> [Exercise objective]: Report every line below that holds the word "bottom".

> [Input for this task]:
━━━━━━━━━━━━━━━━

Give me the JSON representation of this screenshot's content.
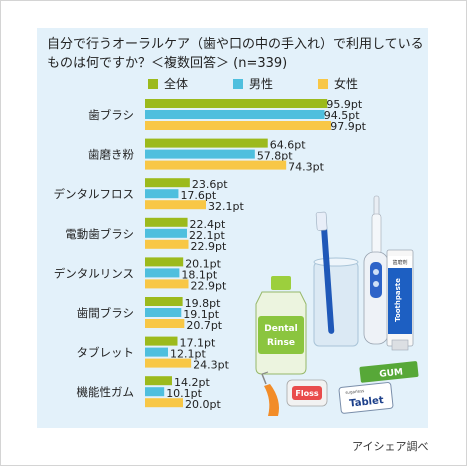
{
  "chart_data": {
    "type": "bar",
    "orientation": "horizontal",
    "title": "自分で行うオーラルケア（歯や口の中の手入れ）で利用しているものは何ですか？＜複数回答＞ (n=339)",
    "categories": [
      "歯ブラシ",
      "歯磨き粉",
      "デンタルフロス",
      "電動歯ブラシ",
      "デンタルリンス",
      "歯間ブラシ",
      "タブレット",
      "機能性ガム"
    ],
    "series": [
      {
        "name": "全体",
        "color": "#9cba1c",
        "values": [
          95.9,
          64.6,
          23.6,
          22.4,
          20.1,
          19.8,
          17.1,
          14.2
        ],
        "labels": [
          "95.9pt",
          "64.6pt",
          "23.6pt",
          "22.4pt",
          "20.1pt",
          "19.8pt",
          "17.1pt",
          "14.2pt"
        ]
      },
      {
        "name": "男性",
        "color": "#4fbfde",
        "values": [
          94.5,
          57.8,
          17.6,
          22.1,
          18.1,
          19.1,
          12.1,
          10.1
        ],
        "labels": [
          "94.5pt",
          "57.8pt",
          "17.6pt",
          "22.1pt",
          "18.1pt",
          "19.1pt",
          "12.1pt",
          "10.1pt"
        ]
      },
      {
        "name": "女性",
        "color": "#f8c746",
        "values": [
          97.9,
          74.3,
          32.1,
          22.9,
          22.9,
          20.7,
          24.3,
          20.0
        ],
        "labels": [
          "97.9pt",
          "74.3pt",
          "32.1pt",
          "22.9pt",
          "22.9pt",
          "20.7pt",
          "24.3pt",
          "20.0pt"
        ]
      }
    ],
    "xlim": [
      0,
      100
    ],
    "grid": false,
    "legend": "top"
  },
  "illustration": {
    "items": [
      "toothbrush-cup",
      "electric-toothbrush",
      "toothpaste-tube",
      "mouthwash-bottle",
      "gum-pack",
      "floss-box",
      "tablet-box",
      "interdental-brush"
    ],
    "texts": {
      "toothpaste": "Toothpaste",
      "toothpaste_top": "歯磨剤",
      "rinse1": "Dental",
      "rinse2": "Rinse",
      "gum": "GUM",
      "floss": "Floss",
      "tablet": "Tablet",
      "tablet_small": "sugarless"
    }
  },
  "source": "アイシェア調べ"
}
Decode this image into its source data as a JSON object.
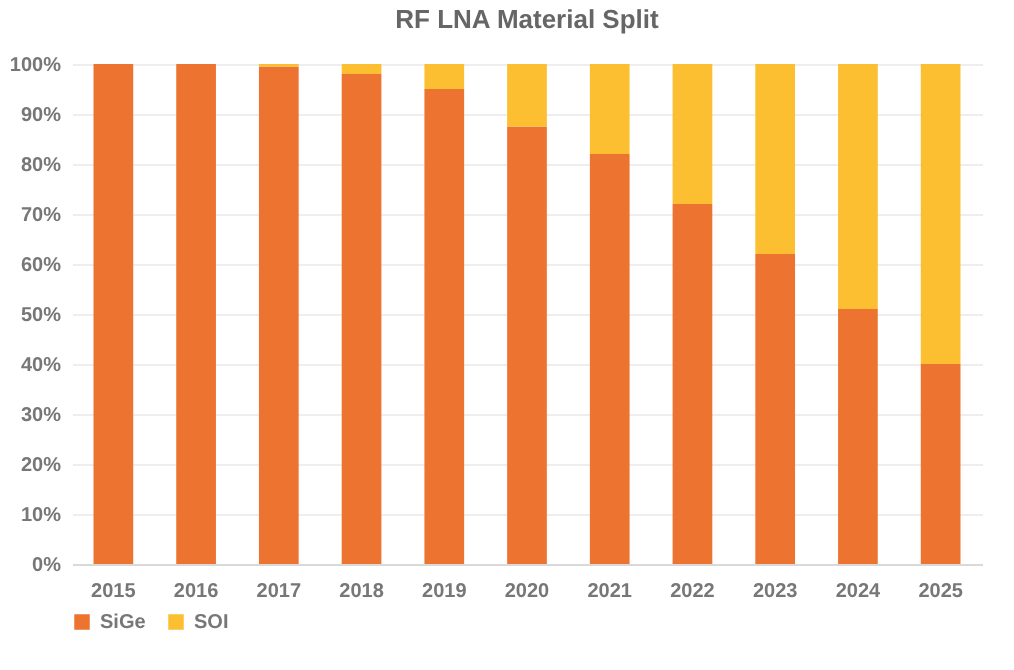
{
  "chart_data": {
    "type": "bar",
    "title": "RF LNA Material Split",
    "stacked": true,
    "categories": [
      "2015",
      "2016",
      "2017",
      "2018",
      "2019",
      "2020",
      "2021",
      "2022",
      "2023",
      "2024",
      "2025"
    ],
    "series": [
      {
        "name": "SiGe",
        "color": "#ed7430",
        "values": [
          100,
          100,
          99.5,
          98,
          95,
          87.5,
          82,
          72,
          62,
          51,
          40
        ]
      },
      {
        "name": "SOI",
        "color": "#fbbf31",
        "values": [
          0,
          0,
          0.5,
          2,
          5,
          12.5,
          18,
          28,
          38,
          49,
          60
        ]
      }
    ],
    "ylim": [
      0,
      100
    ],
    "yticks": [
      {
        "value": 0,
        "label": "0%"
      },
      {
        "value": 10,
        "label": "10%"
      },
      {
        "value": 20,
        "label": "20%"
      },
      {
        "value": 30,
        "label": "30%"
      },
      {
        "value": 40,
        "label": "40%"
      },
      {
        "value": 50,
        "label": "50%"
      },
      {
        "value": 60,
        "label": "60%"
      },
      {
        "value": 70,
        "label": "70%"
      },
      {
        "value": 80,
        "label": "80%"
      },
      {
        "value": 90,
        "label": "90%"
      },
      {
        "value": 100,
        "label": "100%"
      }
    ],
    "grid": "y",
    "legend": "bottom"
  }
}
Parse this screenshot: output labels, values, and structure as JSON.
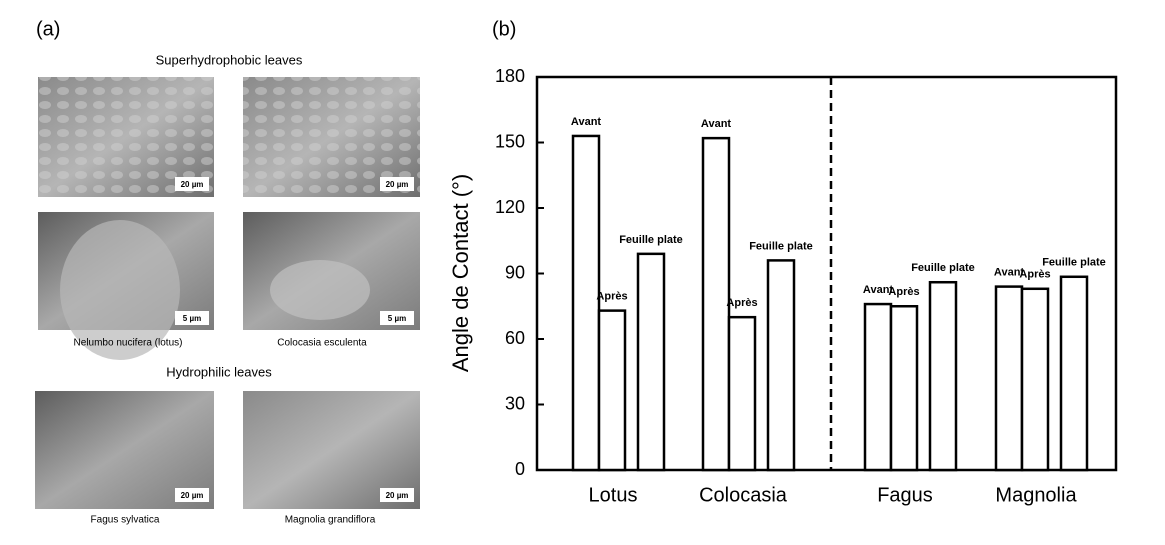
{
  "panel_a": {
    "label": "(a)",
    "group_1": {
      "title": "Superhydrophobic leaves",
      "captions": [
        "Nelumbo nucifera (lotus)",
        "Colocasia esculenta"
      ],
      "scale_bars": [
        "20 µm",
        "20 µm",
        "5 µm",
        "5 µm"
      ]
    },
    "group_2": {
      "title": "Hydrophilic leaves",
      "captions": [
        "Fagus sylvatica",
        "Magnolia grandiflora"
      ],
      "scale_bars": [
        "20 µm",
        "20 µm"
      ]
    }
  },
  "chart_data": {
    "type": "bar",
    "panel_label": "(b)",
    "y_label": "Angle de Contact (°)",
    "categories": [
      "Lotus",
      "Colocasia",
      "Fagus",
      "Magnolia"
    ],
    "series": [
      {
        "name": "Avant",
        "color": "#ffffff",
        "values": [
          153,
          152,
          76,
          84
        ]
      },
      {
        "name": "Après",
        "color": "#ffffff",
        "values": [
          73,
          70,
          75,
          83
        ]
      },
      {
        "name": "Feuille plate",
        "color": "#ffffff",
        "values": [
          99,
          96,
          86,
          88.5
        ]
      }
    ],
    "ylim": [
      0,
      180
    ],
    "yticks": [
      0,
      30,
      60,
      90,
      120,
      150,
      180
    ],
    "grid": false
  }
}
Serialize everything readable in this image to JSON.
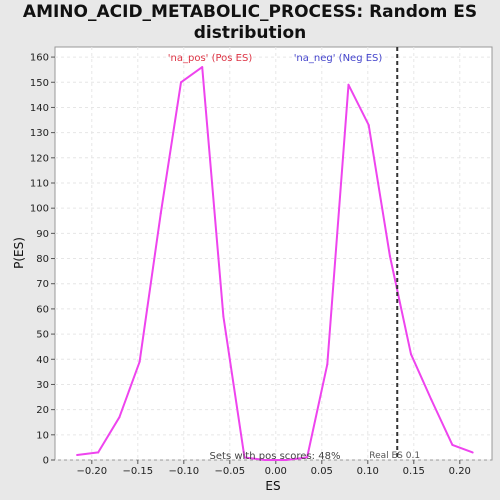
{
  "chart_data": {
    "type": "line",
    "title_line1": "AMINO_ACID_METABOLIC_PROCESS: Random ES",
    "title_line2": "distribution",
    "xlabel": "ES",
    "ylabel": "P(ES)",
    "xlim": [
      -0.24,
      0.235
    ],
    "ylim": [
      0,
      164
    ],
    "xticks": [
      -0.2,
      -0.15,
      -0.1,
      -0.05,
      0.0,
      0.05,
      0.1,
      0.15,
      0.2
    ],
    "xtick_labels": [
      "−0.20",
      "−0.15",
      "−0.10",
      "−0.05",
      "0.00",
      "0.05",
      "0.10",
      "0.15",
      "0.20"
    ],
    "yticks": [
      0,
      10,
      20,
      30,
      40,
      50,
      60,
      70,
      80,
      90,
      100,
      110,
      120,
      130,
      140,
      150,
      160
    ],
    "grid": true,
    "series": [
      {
        "color": "#ee44ee",
        "x": [
          -0.216,
          -0.193,
          -0.17,
          -0.148,
          -0.125,
          -0.103,
          -0.08,
          -0.057,
          -0.034,
          -0.012,
          0.011,
          0.034,
          0.056,
          0.079,
          0.101,
          0.124,
          0.147,
          0.169,
          0.192,
          0.214
        ],
        "y": [
          2,
          3,
          17,
          39,
          98,
          150,
          156,
          57,
          1,
          0,
          0,
          1,
          38,
          149,
          133,
          81,
          42,
          24,
          6,
          3
        ]
      }
    ],
    "vline": {
      "x": 0.132,
      "label": "Real ES 0.1",
      "color": "#333333"
    },
    "annotations": {
      "pos_label": "'na_pos' (Pos ES)",
      "pos_color": "#dd3344",
      "neg_label": "'na_neg' (Neg ES)",
      "neg_color": "#4444cc",
      "sets_text": "Sets with pos scores: 48%"
    }
  }
}
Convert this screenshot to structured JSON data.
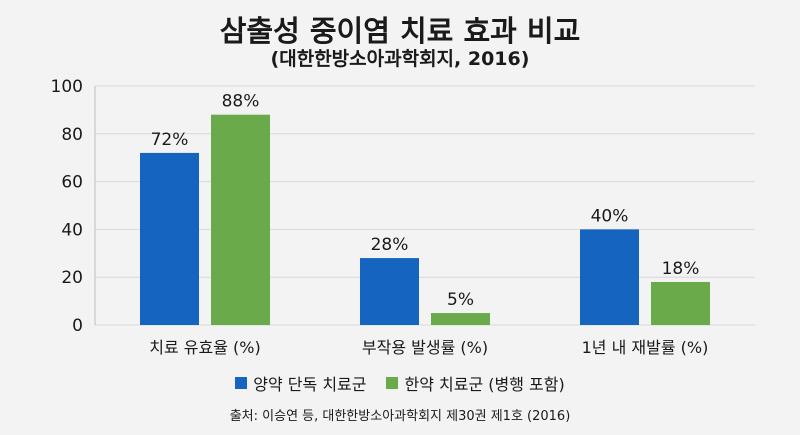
{
  "chart_data": {
    "type": "bar",
    "title": "삼출성 중이염 치료 효과 비교",
    "subtitle": "(대한한방소아과학회지, 2016)",
    "categories": [
      "치료 유효율 (%)",
      "부작용 발생률 (%)",
      "1년 내 재발률 (%)"
    ],
    "series": [
      {
        "name": "양약 단독 치료군",
        "color": "#1565c0",
        "values": [
          72,
          28,
          40
        ],
        "labels": [
          "72%",
          "28%",
          "40%"
        ]
      },
      {
        "name": "한약 치료군 (병행 포함)",
        "color": "#6aaa4a",
        "values": [
          88,
          5,
          18
        ],
        "labels": [
          "88%",
          "5%",
          "18%"
        ]
      }
    ],
    "ylim": [
      0,
      100
    ],
    "yticks": [
      "0",
      "20",
      "40",
      "60",
      "80",
      "100"
    ],
    "grid": true,
    "legend_position": "bottom"
  },
  "source": "출처: 이승연 등, 대한한방소아과학회지 제30권 제1호 (2016)"
}
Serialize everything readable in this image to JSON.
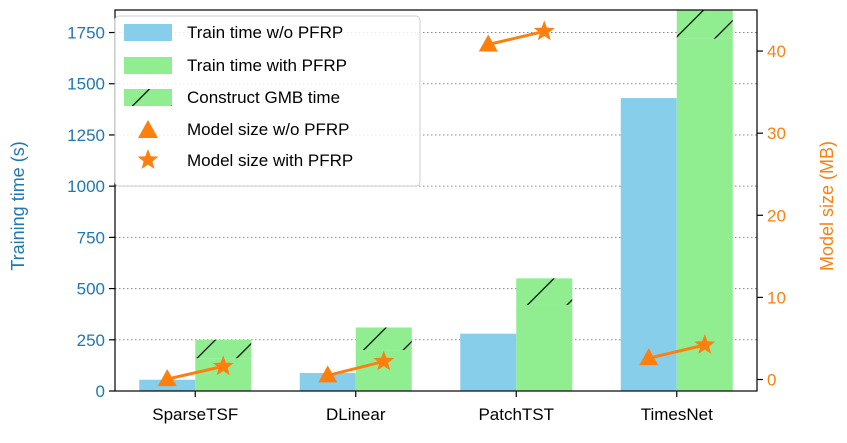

━━━━━━━━━━━━━━━━

> [Solved problem]:
    "legend": "bottom"
    "legend_position": "bottom"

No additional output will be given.